### Task directions
Show every line that has the string "decades" in it.
** start Records for this exercise **
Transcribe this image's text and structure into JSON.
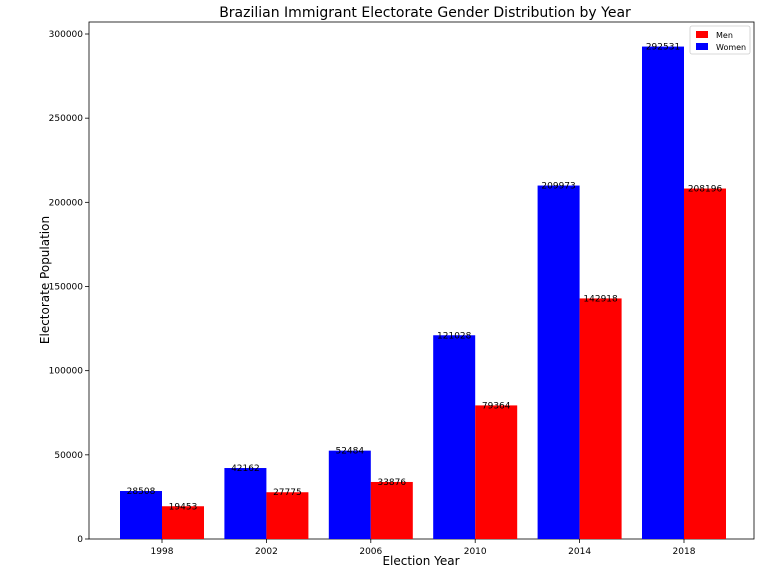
{
  "chart_data": {
    "type": "bar",
    "title": "Brazilian Immigrant Electorate Gender Distribution by Year",
    "xlabel": "Election Year",
    "ylabel": "Electorate Population",
    "categories": [
      "1998",
      "2002",
      "2006",
      "2010",
      "2014",
      "2018"
    ],
    "series": [
      {
        "name": "Women",
        "color": "#0000ff",
        "values": [
          28508,
          42162,
          52484,
          121028,
          209973,
          292531
        ]
      },
      {
        "name": "Men",
        "color": "#ff0000",
        "values": [
          19453,
          27775,
          33876,
          79364,
          142918,
          208196
        ]
      }
    ],
    "ylim": [
      0,
      310000
    ],
    "yticks": [
      0,
      50000,
      100000,
      150000,
      200000,
      250000,
      300000
    ],
    "legend_order": [
      "Men",
      "Women"
    ],
    "legend_position": "top-right",
    "grid": false
  }
}
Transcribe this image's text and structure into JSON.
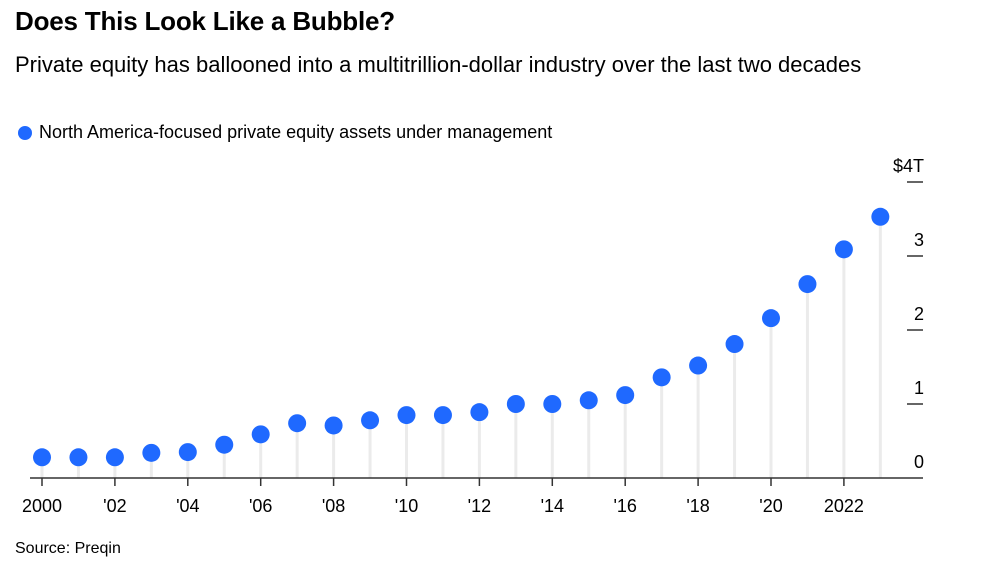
{
  "title": "Does This Look Like a Bubble?",
  "subtitle": "Private equity has ballooned into a multitrillion-dollar industry over the last two decades",
  "source": "Source: Preqin",
  "colors": {
    "series": "#1F69FF",
    "stem": "#EBEBEB",
    "axis": "#333333"
  },
  "chart_data": {
    "type": "lollipop",
    "title": "Does This Look Like a Bubble?",
    "subtitle": "Private equity has ballooned into a multitrillion-dollar industry over the last two decades",
    "xlabel": "",
    "ylabel": "",
    "ylim": [
      0,
      4
    ],
    "y_ticks": [
      0,
      1,
      2,
      3,
      4
    ],
    "y_tick_labels": [
      "0",
      "1",
      "2",
      "3",
      "$4T"
    ],
    "y_axis_position": "right",
    "grid": false,
    "legend_position": "top-left",
    "x": [
      2000,
      2001,
      2002,
      2003,
      2004,
      2005,
      2006,
      2007,
      2008,
      2009,
      2010,
      2011,
      2012,
      2013,
      2014,
      2015,
      2016,
      2017,
      2018,
      2019,
      2020,
      2021,
      2022,
      2023
    ],
    "x_ticks": [
      2000,
      2002,
      2004,
      2006,
      2008,
      2010,
      2012,
      2014,
      2016,
      2018,
      2020,
      2022
    ],
    "x_tick_labels": [
      "2000",
      "'02",
      "'04",
      "'06",
      "'08",
      "'10",
      "'12",
      "'14",
      "'16",
      "'18",
      "'20",
      "2022"
    ],
    "series": [
      {
        "name": "North America-focused private equity assets under management",
        "unit": "trillion USD",
        "values": [
          0.28,
          0.28,
          0.28,
          0.34,
          0.35,
          0.45,
          0.59,
          0.74,
          0.71,
          0.78,
          0.85,
          0.85,
          0.89,
          1.0,
          1.0,
          1.05,
          1.12,
          1.36,
          1.52,
          1.81,
          2.16,
          2.62,
          3.09,
          3.53
        ]
      }
    ]
  }
}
** end Records for this exercise **
### Final result
  "subtitle": "Private equity has ballooned into a multitrillion-dollar industry over the last two decades",
    "subtitle": "Private equity has ballooned into a multitrillion-dollar industry over the last two decades",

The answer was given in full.